Gather all lines in the entries below that include the word "content".
>> BEGIN
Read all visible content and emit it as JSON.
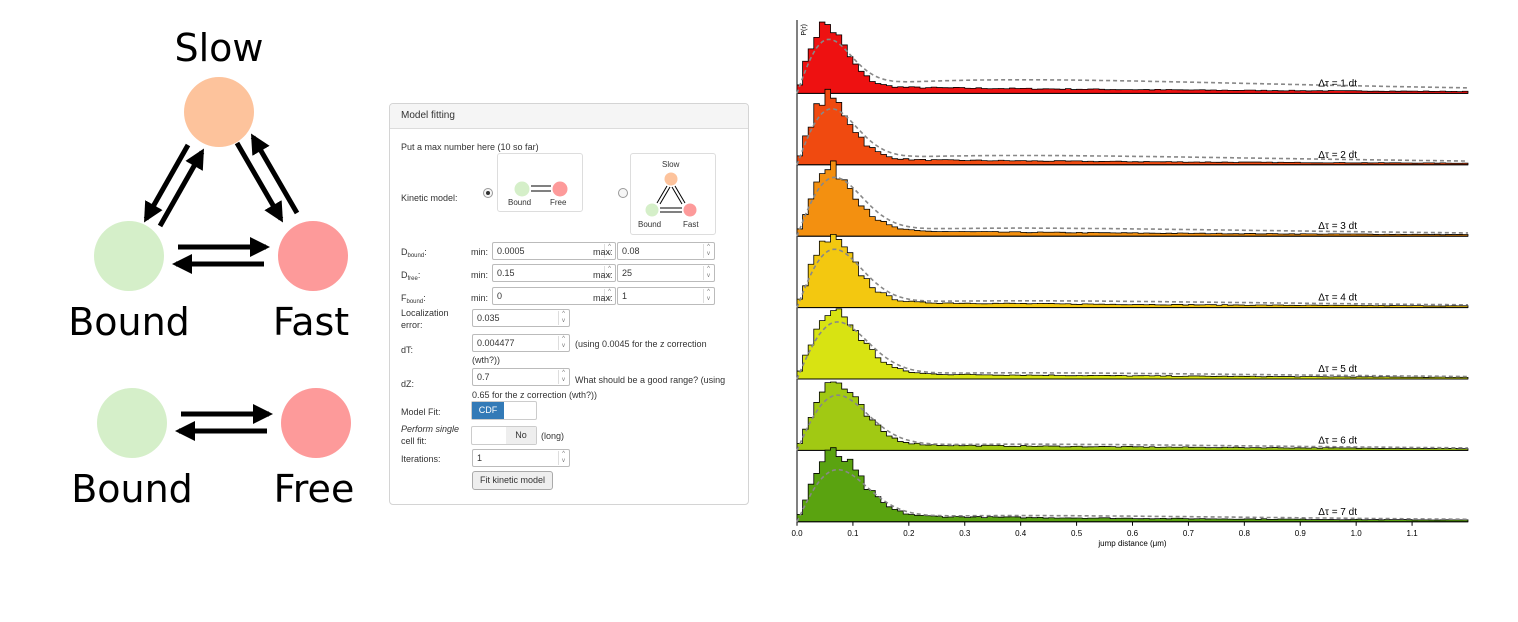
{
  "diagram": {
    "three_state": {
      "top": "Slow",
      "left": "Bound",
      "right": "Fast"
    },
    "two_state": {
      "left": "Bound",
      "right": "Free"
    },
    "colors": {
      "slow": "#fdc39c",
      "bound": "#d5efc9",
      "fast": "#fd9a9a",
      "free": "#fd9a9a"
    }
  },
  "panel": {
    "title": "Model fitting",
    "max_note": "Put a max number here (10 so far)",
    "kinetic_label": "Kinetic model:",
    "kinetic_options": [
      {
        "labels": [
          "Bound",
          "Free"
        ],
        "selected": true
      },
      {
        "labels": [
          "Slow",
          "Bound",
          "Fast"
        ],
        "selected": false
      }
    ],
    "params": [
      {
        "label": "D",
        "sub": "bound",
        "min_label": "min:",
        "min": "0.0005",
        "max_label": "max:",
        "max": "0.08"
      },
      {
        "label": "D",
        "sub": "free",
        "min_label": "min:",
        "min": "0.15",
        "max_label": "max:",
        "max": "25"
      },
      {
        "label": "F",
        "sub": "bound",
        "min_label": "min:",
        "min": "0",
        "max_label": "max:",
        "max": "1"
      }
    ],
    "loc_label_1": "Localization",
    "loc_label_2": "error:",
    "loc_value": "0.035",
    "dt_label": "dT:",
    "dt_value": "0.004477",
    "dt_note_1": "(using 0.0045 for the z correction",
    "dt_note_2": "(wth?))",
    "dz_label": "dZ:",
    "dz_value": "0.7",
    "dz_note_1": "What should be a good range? (using",
    "dz_note_2": "0.65 for the z correction (wth?))",
    "modelfit_label": "Model Fit:",
    "modelfit_value": "CDF",
    "single_label_1": "Perform single",
    "single_label_2": "cell fit:",
    "single_value": "No",
    "single_note": "(long)",
    "iter_label": "Iterations:",
    "iter_value": "1",
    "fit_button": "Fit kinetic model"
  },
  "chart_data": {
    "type": "bar",
    "ylabel": "P(r)",
    "xlabel": "jump distance (μm)",
    "xlim": [
      0,
      1.2
    ],
    "xticks": [
      "0.0",
      "0.1",
      "0.2",
      "0.3",
      "0.4",
      "0.5",
      "0.6",
      "0.7",
      "0.8",
      "0.9",
      "1.0",
      "1.1"
    ],
    "bin_width": 0.01,
    "fit_style": "grey dashed",
    "series": [
      {
        "name": "Δτ = 1 dt",
        "color": "#ee1111",
        "peak_x": 0.05,
        "peak_height": 1.0,
        "tail": 0.12,
        "fit_peak": 0.8,
        "fit_tail": 0.22
      },
      {
        "name": "Δτ = 2 dt",
        "color": "#f04a10",
        "peak_x": 0.055,
        "peak_height": 1.0,
        "tail": 0.1,
        "fit_peak": 0.85,
        "fit_tail": 0.15
      },
      {
        "name": "Δτ = 3 dt",
        "color": "#f39010",
        "peak_x": 0.06,
        "peak_height": 1.0,
        "tail": 0.1,
        "fit_peak": 0.9,
        "fit_tail": 0.13
      },
      {
        "name": "Δτ = 4 dt",
        "color": "#f3c810",
        "peak_x": 0.06,
        "peak_height": 1.0,
        "tail": 0.1,
        "fit_peak": 0.9,
        "fit_tail": 0.11
      },
      {
        "name": "Δτ = 5 dt",
        "color": "#d8e312",
        "peak_x": 0.065,
        "peak_height": 1.0,
        "tail": 0.1,
        "fit_peak": 0.88,
        "fit_tail": 0.1
      },
      {
        "name": "Δτ = 6 dt",
        "color": "#a1c913",
        "peak_x": 0.065,
        "peak_height": 1.0,
        "tail": 0.11,
        "fit_peak": 0.85,
        "fit_tail": 0.1
      },
      {
        "name": "Δτ = 7 dt",
        "color": "#5aa310",
        "peak_x": 0.065,
        "peak_height": 1.0,
        "tail": 0.11,
        "fit_peak": 0.8,
        "fit_tail": 0.1
      }
    ]
  }
}
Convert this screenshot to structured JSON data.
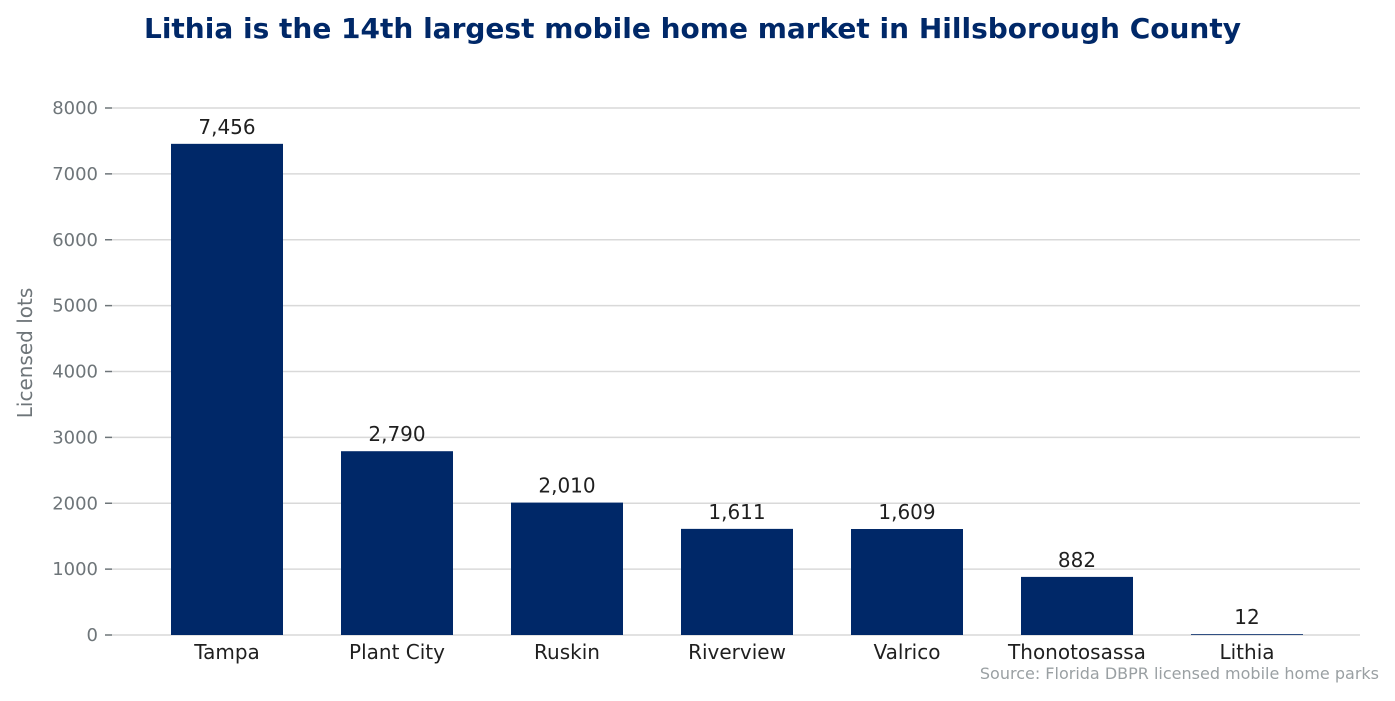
{
  "chart_data": {
    "type": "bar",
    "title": "Lithia is the 14th largest mobile home market in Hillsborough County",
    "xlabel": "",
    "ylabel": "Licensed lots",
    "source": "Source: Florida DBPR licensed mobile home parks",
    "categories": [
      "Tampa",
      "Plant City",
      "Ruskin",
      "Riverview",
      "Valrico",
      "Thonotosassa",
      "Lithia"
    ],
    "values": [
      7456,
      2790,
      2010,
      1611,
      1609,
      882,
      12
    ],
    "value_labels": [
      "7,456",
      "2,790",
      "2,010",
      "1,611",
      "1,609",
      "882",
      "12"
    ],
    "yticks": [
      0,
      1000,
      2000,
      3000,
      4000,
      5000,
      6000,
      7000,
      8000
    ],
    "ylim": [
      0,
      8000
    ],
    "grid": true,
    "legend": "none",
    "colors": {
      "bar": "#002868",
      "title": "#002868",
      "grid": "#d9d9d9",
      "axis_text": "#6e7579",
      "source": "#9aa0a3"
    }
  }
}
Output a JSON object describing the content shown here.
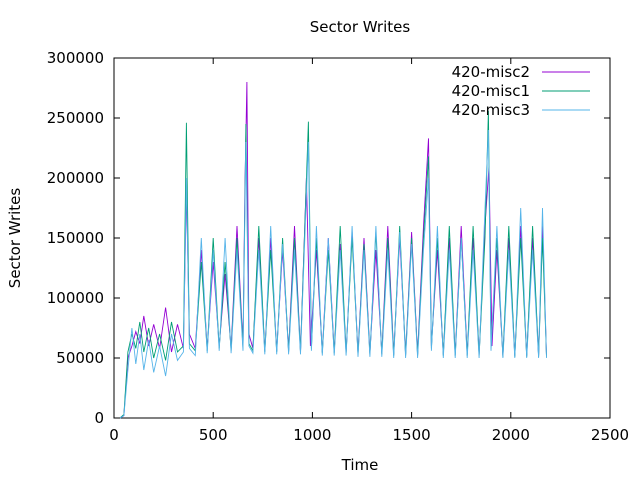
{
  "chart_data": {
    "type": "line",
    "title": "Sector Writes",
    "xlabel": "Time",
    "ylabel": "Sector Writes",
    "xlim": [
      0,
      2500
    ],
    "ylim": [
      0,
      300000
    ],
    "x_ticks": [
      "0",
      "500",
      "1000",
      "1500",
      "2000",
      "2500"
    ],
    "y_ticks": [
      "0",
      "50000",
      "100000",
      "150000",
      "200000",
      "250000",
      "300000"
    ],
    "grid": false,
    "legend_position": "top-right",
    "series": [
      {
        "name": "420-misc2",
        "color": "#9400d3",
        "points": [
          [
            0,
            0
          ],
          [
            30,
            0
          ],
          [
            50,
            2000
          ],
          [
            70,
            50000
          ],
          [
            90,
            60000
          ],
          [
            110,
            72000
          ],
          [
            130,
            62000
          ],
          [
            150,
            85000
          ],
          [
            175,
            60000
          ],
          [
            200,
            78000
          ],
          [
            230,
            58000
          ],
          [
            260,
            92000
          ],
          [
            290,
            55000
          ],
          [
            320,
            78000
          ],
          [
            350,
            58000
          ],
          [
            365,
            190000
          ],
          [
            380,
            70000
          ],
          [
            410,
            58000
          ],
          [
            440,
            140000
          ],
          [
            470,
            58000
          ],
          [
            500,
            130000
          ],
          [
            530,
            60000
          ],
          [
            560,
            120000
          ],
          [
            590,
            58000
          ],
          [
            620,
            160000
          ],
          [
            650,
            60000
          ],
          [
            660,
            190000
          ],
          [
            670,
            280000
          ],
          [
            680,
            70000
          ],
          [
            700,
            58000
          ],
          [
            730,
            150000
          ],
          [
            760,
            56000
          ],
          [
            790,
            150000
          ],
          [
            820,
            56000
          ],
          [
            850,
            140000
          ],
          [
            880,
            56000
          ],
          [
            910,
            160000
          ],
          [
            940,
            55000
          ],
          [
            970,
            200000
          ],
          [
            990,
            60000
          ],
          [
            1020,
            140000
          ],
          [
            1050,
            55000
          ],
          [
            1080,
            150000
          ],
          [
            1110,
            55000
          ],
          [
            1140,
            145000
          ],
          [
            1170,
            55000
          ],
          [
            1200,
            155000
          ],
          [
            1230,
            54000
          ],
          [
            1260,
            150000
          ],
          [
            1290,
            54000
          ],
          [
            1320,
            140000
          ],
          [
            1350,
            54000
          ],
          [
            1380,
            160000
          ],
          [
            1410,
            53000
          ],
          [
            1440,
            150000
          ],
          [
            1470,
            53000
          ],
          [
            1500,
            155000
          ],
          [
            1530,
            53000
          ],
          [
            1560,
            160000
          ],
          [
            1585,
            233000
          ],
          [
            1600,
            60000
          ],
          [
            1630,
            140000
          ],
          [
            1660,
            53000
          ],
          [
            1690,
            150000
          ],
          [
            1720,
            53000
          ],
          [
            1750,
            160000
          ],
          [
            1780,
            53000
          ],
          [
            1810,
            150000
          ],
          [
            1840,
            53000
          ],
          [
            1870,
            160000
          ],
          [
            1890,
            210000
          ],
          [
            1905,
            60000
          ],
          [
            1930,
            140000
          ],
          [
            1960,
            52000
          ],
          [
            1990,
            150000
          ],
          [
            2020,
            52000
          ],
          [
            2050,
            160000
          ],
          [
            2080,
            52000
          ],
          [
            2110,
            150000
          ],
          [
            2140,
            52000
          ],
          [
            2160,
            160000
          ],
          [
            2180,
            52000
          ]
        ]
      },
      {
        "name": "420-misc1",
        "color": "#009e73",
        "points": [
          [
            0,
            0
          ],
          [
            30,
            0
          ],
          [
            50,
            3000
          ],
          [
            70,
            55000
          ],
          [
            90,
            70000
          ],
          [
            110,
            58000
          ],
          [
            130,
            80000
          ],
          [
            150,
            55000
          ],
          [
            175,
            75000
          ],
          [
            200,
            50000
          ],
          [
            230,
            70000
          ],
          [
            260,
            48000
          ],
          [
            290,
            80000
          ],
          [
            320,
            55000
          ],
          [
            350,
            60000
          ],
          [
            365,
            246000
          ],
          [
            380,
            62000
          ],
          [
            410,
            56000
          ],
          [
            440,
            130000
          ],
          [
            470,
            56000
          ],
          [
            500,
            150000
          ],
          [
            530,
            58000
          ],
          [
            560,
            130000
          ],
          [
            590,
            56000
          ],
          [
            620,
            150000
          ],
          [
            650,
            58000
          ],
          [
            665,
            245000
          ],
          [
            680,
            62000
          ],
          [
            700,
            56000
          ],
          [
            730,
            160000
          ],
          [
            760,
            55000
          ],
          [
            790,
            140000
          ],
          [
            820,
            55000
          ],
          [
            850,
            150000
          ],
          [
            880,
            55000
          ],
          [
            910,
            150000
          ],
          [
            940,
            55000
          ],
          [
            980,
            247000
          ],
          [
            995,
            58000
          ],
          [
            1020,
            150000
          ],
          [
            1050,
            54000
          ],
          [
            1080,
            140000
          ],
          [
            1110,
            54000
          ],
          [
            1140,
            160000
          ],
          [
            1170,
            54000
          ],
          [
            1200,
            150000
          ],
          [
            1230,
            53000
          ],
          [
            1260,
            145000
          ],
          [
            1290,
            53000
          ],
          [
            1320,
            155000
          ],
          [
            1350,
            53000
          ],
          [
            1380,
            150000
          ],
          [
            1410,
            52000
          ],
          [
            1440,
            160000
          ],
          [
            1470,
            52000
          ],
          [
            1500,
            150000
          ],
          [
            1530,
            52000
          ],
          [
            1560,
            150000
          ],
          [
            1585,
            218000
          ],
          [
            1600,
            58000
          ],
          [
            1630,
            150000
          ],
          [
            1660,
            52000
          ],
          [
            1690,
            160000
          ],
          [
            1720,
            52000
          ],
          [
            1750,
            150000
          ],
          [
            1780,
            52000
          ],
          [
            1810,
            160000
          ],
          [
            1840,
            52000
          ],
          [
            1870,
            150000
          ],
          [
            1887,
            256000
          ],
          [
            1900,
            58000
          ],
          [
            1930,
            150000
          ],
          [
            1960,
            51000
          ],
          [
            1990,
            160000
          ],
          [
            2020,
            51000
          ],
          [
            2050,
            150000
          ],
          [
            2080,
            51000
          ],
          [
            2110,
            160000
          ],
          [
            2140,
            51000
          ],
          [
            2160,
            150000
          ],
          [
            2180,
            51000
          ]
        ]
      },
      {
        "name": "420-misc3",
        "color": "#56b4e9",
        "points": [
          [
            0,
            0
          ],
          [
            30,
            0
          ],
          [
            50,
            2000
          ],
          [
            70,
            40000
          ],
          [
            90,
            75000
          ],
          [
            110,
            45000
          ],
          [
            130,
            70000
          ],
          [
            150,
            40000
          ],
          [
            175,
            65000
          ],
          [
            200,
            38000
          ],
          [
            230,
            60000
          ],
          [
            260,
            35000
          ],
          [
            290,
            70000
          ],
          [
            320,
            48000
          ],
          [
            350,
            55000
          ],
          [
            365,
            200000
          ],
          [
            380,
            58000
          ],
          [
            410,
            52000
          ],
          [
            440,
            150000
          ],
          [
            470,
            54000
          ],
          [
            500,
            140000
          ],
          [
            530,
            56000
          ],
          [
            560,
            150000
          ],
          [
            590,
            54000
          ],
          [
            620,
            140000
          ],
          [
            650,
            56000
          ],
          [
            665,
            230000
          ],
          [
            680,
            60000
          ],
          [
            700,
            54000
          ],
          [
            730,
            140000
          ],
          [
            760,
            53000
          ],
          [
            790,
            160000
          ],
          [
            820,
            53000
          ],
          [
            850,
            145000
          ],
          [
            880,
            53000
          ],
          [
            910,
            140000
          ],
          [
            940,
            53000
          ],
          [
            980,
            230000
          ],
          [
            995,
            56000
          ],
          [
            1020,
            160000
          ],
          [
            1050,
            52000
          ],
          [
            1080,
            150000
          ],
          [
            1110,
            52000
          ],
          [
            1140,
            140000
          ],
          [
            1170,
            52000
          ],
          [
            1200,
            160000
          ],
          [
            1230,
            51000
          ],
          [
            1260,
            140000
          ],
          [
            1290,
            51000
          ],
          [
            1320,
            160000
          ],
          [
            1350,
            51000
          ],
          [
            1380,
            140000
          ],
          [
            1410,
            50000
          ],
          [
            1440,
            155000
          ],
          [
            1470,
            50000
          ],
          [
            1500,
            145000
          ],
          [
            1530,
            50000
          ],
          [
            1560,
            140000
          ],
          [
            1585,
            200000
          ],
          [
            1600,
            56000
          ],
          [
            1630,
            160000
          ],
          [
            1660,
            50000
          ],
          [
            1690,
            140000
          ],
          [
            1720,
            50000
          ],
          [
            1750,
            150000
          ],
          [
            1780,
            50000
          ],
          [
            1810,
            140000
          ],
          [
            1840,
            50000
          ],
          [
            1870,
            175000
          ],
          [
            1887,
            240000
          ],
          [
            1900,
            56000
          ],
          [
            1930,
            160000
          ],
          [
            1960,
            50000
          ],
          [
            1990,
            140000
          ],
          [
            2020,
            50000
          ],
          [
            2050,
            175000
          ],
          [
            2080,
            50000
          ],
          [
            2110,
            140000
          ],
          [
            2140,
            50000
          ],
          [
            2160,
            175000
          ],
          [
            2180,
            50000
          ]
        ]
      }
    ]
  }
}
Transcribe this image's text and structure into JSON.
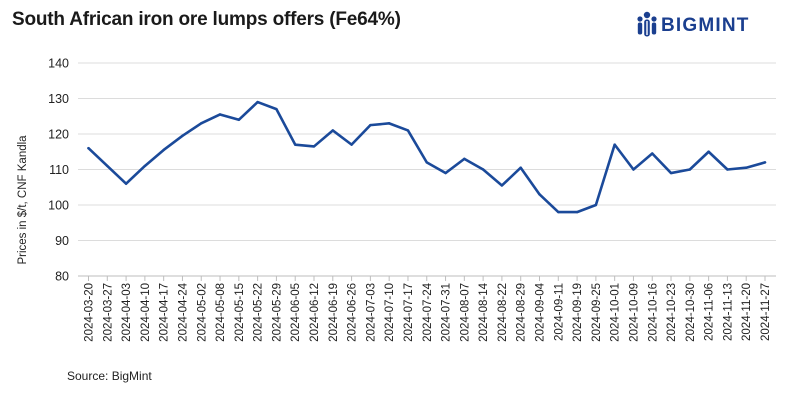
{
  "title": "South African iron ore lumps offers (Fe64%)",
  "logo": {
    "text": "BIGMINT",
    "icon": "bigmint-people-icon",
    "color": "#1b3f8f"
  },
  "source": "Source: BigMint",
  "chart_data": {
    "type": "line",
    "title": "South African iron ore lumps offers (Fe64%)",
    "xlabel": "",
    "ylabel": "Prices in $/t, CNF Kandla",
    "ylim": [
      80,
      140
    ],
    "yticks": [
      80,
      90,
      100,
      110,
      120,
      130,
      140
    ],
    "grid": "horizontal",
    "legend": "none",
    "line_color": "#1b4a9a",
    "categories": [
      "2024-03-20",
      "2024-03-27",
      "2024-04-03",
      "2024-04-10",
      "2024-04-17",
      "2024-04-24",
      "2024-05-02",
      "2024-05-08",
      "2024-05-15",
      "2024-05-22",
      "2024-05-29",
      "2024-06-05",
      "2024-06-12",
      "2024-06-19",
      "2024-06-26",
      "2024-07-03",
      "2024-07-10",
      "2024-07-17",
      "2024-07-24",
      "2024-07-31",
      "2024-08-07",
      "2024-08-14",
      "2024-08-22",
      "2024-08-29",
      "2024-09-04",
      "2024-09-11",
      "2024-09-19",
      "2024-09-25",
      "2024-10-01",
      "2024-10-09",
      "2024-10-16",
      "2024-10-23",
      "2024-10-30",
      "2024-11-06",
      "2024-11-13",
      "2024-11-20",
      "2024-11-27"
    ],
    "series": [
      {
        "values": [
          116,
          111,
          106,
          111,
          115.5,
          119.5,
          123,
          125.5,
          124,
          129,
          127,
          117,
          116.5,
          121,
          117,
          122.5,
          123,
          121,
          112,
          109,
          113,
          110,
          105.5,
          110.5,
          103,
          98,
          98,
          100,
          117,
          110,
          114.5,
          109,
          110,
          115,
          110,
          110.5,
          112
        ]
      }
    ]
  }
}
>> END
-- The completed task --
Read all visible content and emit it as JSON.
Output a JSON object describing the content shown here.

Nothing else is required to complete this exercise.